→ SET PROBLEM
Copy each of the following rows exactly as it appears.
_ _ _
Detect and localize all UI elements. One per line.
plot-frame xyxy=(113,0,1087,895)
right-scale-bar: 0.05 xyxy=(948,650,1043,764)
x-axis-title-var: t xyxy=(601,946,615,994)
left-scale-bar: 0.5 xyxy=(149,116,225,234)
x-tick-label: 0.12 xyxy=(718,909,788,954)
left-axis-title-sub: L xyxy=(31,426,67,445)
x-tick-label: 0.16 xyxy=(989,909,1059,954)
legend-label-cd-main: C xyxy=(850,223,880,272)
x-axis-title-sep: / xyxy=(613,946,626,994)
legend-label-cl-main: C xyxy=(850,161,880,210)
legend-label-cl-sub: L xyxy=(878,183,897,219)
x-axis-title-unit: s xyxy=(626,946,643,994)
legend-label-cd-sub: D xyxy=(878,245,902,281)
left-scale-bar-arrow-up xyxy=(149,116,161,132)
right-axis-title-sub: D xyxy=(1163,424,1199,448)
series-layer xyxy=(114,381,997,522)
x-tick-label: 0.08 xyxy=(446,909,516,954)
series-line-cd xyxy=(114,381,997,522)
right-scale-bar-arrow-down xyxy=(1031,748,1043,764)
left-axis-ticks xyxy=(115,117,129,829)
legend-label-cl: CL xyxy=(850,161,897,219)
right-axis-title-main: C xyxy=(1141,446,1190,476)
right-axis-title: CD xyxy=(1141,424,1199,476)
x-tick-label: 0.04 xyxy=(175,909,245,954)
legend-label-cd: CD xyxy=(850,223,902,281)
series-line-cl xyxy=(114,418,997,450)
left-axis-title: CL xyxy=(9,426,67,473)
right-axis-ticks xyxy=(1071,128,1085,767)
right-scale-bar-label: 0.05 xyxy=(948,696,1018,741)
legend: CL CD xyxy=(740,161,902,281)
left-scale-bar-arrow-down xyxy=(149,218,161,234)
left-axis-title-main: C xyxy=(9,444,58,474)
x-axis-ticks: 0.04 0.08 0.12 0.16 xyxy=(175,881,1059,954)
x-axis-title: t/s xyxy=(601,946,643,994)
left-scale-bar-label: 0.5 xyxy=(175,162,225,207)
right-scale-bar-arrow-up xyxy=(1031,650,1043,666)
_ _ _
→ THE SOLUTION
Detect and localize all UI elements. One per line.
plot-frame xyxy=(113,0,1087,895)
right-scale-bar: 0.05 xyxy=(948,650,1043,764)
x-axis-title-var: t xyxy=(601,946,615,994)
left-scale-bar: 0.5 xyxy=(149,116,225,234)
x-tick-label: 0.12 xyxy=(718,909,788,954)
left-axis-title-sub: L xyxy=(31,426,67,445)
x-tick-label: 0.16 xyxy=(989,909,1059,954)
legend-label-cd-main: C xyxy=(850,223,880,272)
x-axis-title-sep: / xyxy=(613,946,626,994)
legend-label-cl-main: C xyxy=(850,161,880,210)
legend-label-cl-sub: L xyxy=(878,183,897,219)
x-axis-title-unit: s xyxy=(626,946,643,994)
legend-label-cd-sub: D xyxy=(878,245,902,281)
left-scale-bar-arrow-up xyxy=(149,116,161,132)
right-axis-title-sub: D xyxy=(1163,424,1199,448)
series-layer xyxy=(114,381,997,522)
x-tick-label: 0.08 xyxy=(446,909,516,954)
series-line-cd xyxy=(114,381,997,522)
right-scale-bar-arrow-down xyxy=(1031,748,1043,764)
left-axis-ticks xyxy=(115,117,129,829)
legend-label-cl: CL xyxy=(850,161,897,219)
right-axis-title-main: C xyxy=(1141,446,1190,476)
right-axis-title: CD xyxy=(1141,424,1199,476)
x-tick-label: 0.04 xyxy=(175,909,245,954)
legend-label-cd: CD xyxy=(850,223,902,281)
series-line-cl xyxy=(114,418,997,450)
left-axis-title: CL xyxy=(9,426,67,473)
right-axis-ticks xyxy=(1071,128,1085,767)
right-scale-bar-label: 0.05 xyxy=(948,696,1018,741)
legend: CL CD xyxy=(740,161,902,281)
left-scale-bar-arrow-down xyxy=(149,218,161,234)
left-axis-title-main: C xyxy=(9,444,58,474)
x-axis-ticks: 0.04 0.08 0.12 0.16 xyxy=(175,881,1059,954)
x-axis-title: t/s xyxy=(601,946,643,994)
left-scale-bar-label: 0.5 xyxy=(175,162,225,207)
right-scale-bar-arrow-up xyxy=(1031,650,1043,666)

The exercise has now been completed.